Stored items from a collection:
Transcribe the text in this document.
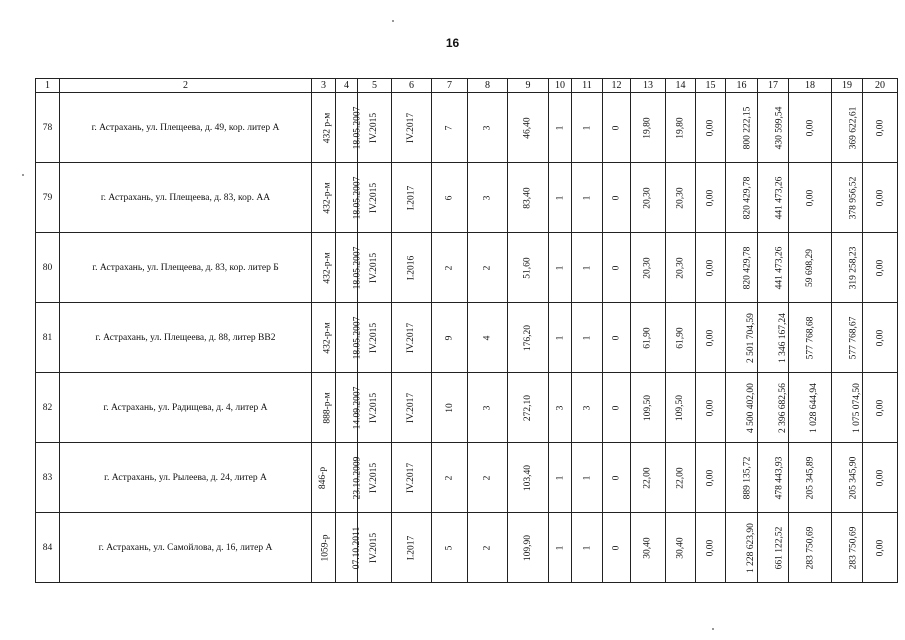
16
1	2	3	4	5	6	7	8	9	10	11	12	13	14	15	16	17	18	19	20
78	г. Астрахань, ул. Плещеева, д. 49, кор. литер А	432 р-м	18.05.2007	IV.2015	IV.2017	7	3	46,40	1	1	0	19,80	19,80	0,00	800 222,15	430 599,54	0,00	369 622,61	0,00
79	г. Астрахань, ул. Плещеева, д. 83, кор. АА	432-р-м	18.05.2007	IV.2015	I.2017	6	3	83,40	1	1	0	20,30	20,30	0,00	820 429,78	441 473,26	0,00	378 956,52	0,00
80	г. Астрахань, ул. Плещеева, д. 83, кор. литер Б	432-р-м	18.05.2007	IV.2015	I.2016	2	2	51,60	1	1	0	20,30	20,30	0,00	820 429,78	441 473,26	59 698,29	319 258,23	0,00
81	г. Астрахань, ул. Плещеева, д. 88, литер ВВ2	432-р-м	18.05.2007	IV.2015	IV.2017	9	4	176,20	1	1	0	61,90	61,90	0,00	2 501 704,59	1 346 167,24	577 768,68	577 768,67	0,00
82	г. Астрахань, ул. Радищева, д. 4, литер А	888-р-м	14.09.2007	IV.2015	IV.2017	10	3	272,10	3	3	0	109,50	109,50	0,00	4 500 402,00	2 396 682,56	1 028 644,94	1 075 074,50	0,00
83	г. Астрахань, ул. Рылеева, д. 24, литер А	846-р	23.10.2009	IV.2015	IV.2017	2	2	103,40	1	1	0	22,00	22,00	0,00	889 135,72	478 443,93	205 345,89	205 345,90	0,00
84	г. Астрахань, ул. Самойлова, д. 16, литер А	1059-р	07.10.2011	IV.2015	I.2017	5	2	109,90	1	1	0	30,40	30,40	0,00	1 228 623,90	661 122,52	283 750,69	283 750,69	0,00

## Job
Which lines contain "Астрахань"? Copy each of them.

## Response to the task
78	г. Астрахань, ул. Плещеева, д. 49, кор. литер А	432 р-м	18.05.2007	IV.2015	IV.2017	7	3	46,40	1	1	0	19,80	19,80	0,00	800 222,15	430 599,54	0,00	369 622,61	0,00
79	г. Астрахань, ул. Плещеева, д. 83, кор. АА	432-р-м	18.05.2007	IV.2015	I.2017	6	3	83,40	1	1	0	20,30	20,30	0,00	820 429,78	441 473,26	0,00	378 956,52	0,00
80	г. Астрахань, ул. Плещеева, д. 83, кор. литер Б	432-р-м	18.05.2007	IV.2015	I.2016	2	2	51,60	1	1	0	20,30	20,30	0,00	820 429,78	441 473,26	59 698,29	319 258,23	0,00
81	г. Астрахань, ул. Плещеева, д. 88, литер ВВ2	432-р-м	18.05.2007	IV.2015	IV.2017	9	4	176,20	1	1	0	61,90	61,90	0,00	2 501 704,59	1 346 167,24	577 768,68	577 768,67	0,00
82	г. Астрахань, ул. Радищева, д. 4, литер А	888-р-м	14.09.2007	IV.2015	IV.2017	10	3	272,10	3	3	0	109,50	109,50	0,00	4 500 402,00	2 396 682,56	1 028 644,94	1 075 074,50	0,00
83	г. Астрахань, ул. Рылеева, д. 24, литер А	846-р	23.10.2009	IV.2015	IV.2017	2	2	103,40	1	1	0	22,00	22,00	0,00	889 135,72	478 443,93	205 345,89	205 345,90	0,00
84	г. Астрахань, ул. Самойлова, д. 16, литер А	1059-р	07.10.2011	IV.2015	I.2017	5	2	109,90	1	1	0	30,40	30,40	0,00	1 228 623,90	661 122,52	283 750,69	283 750,69	0,00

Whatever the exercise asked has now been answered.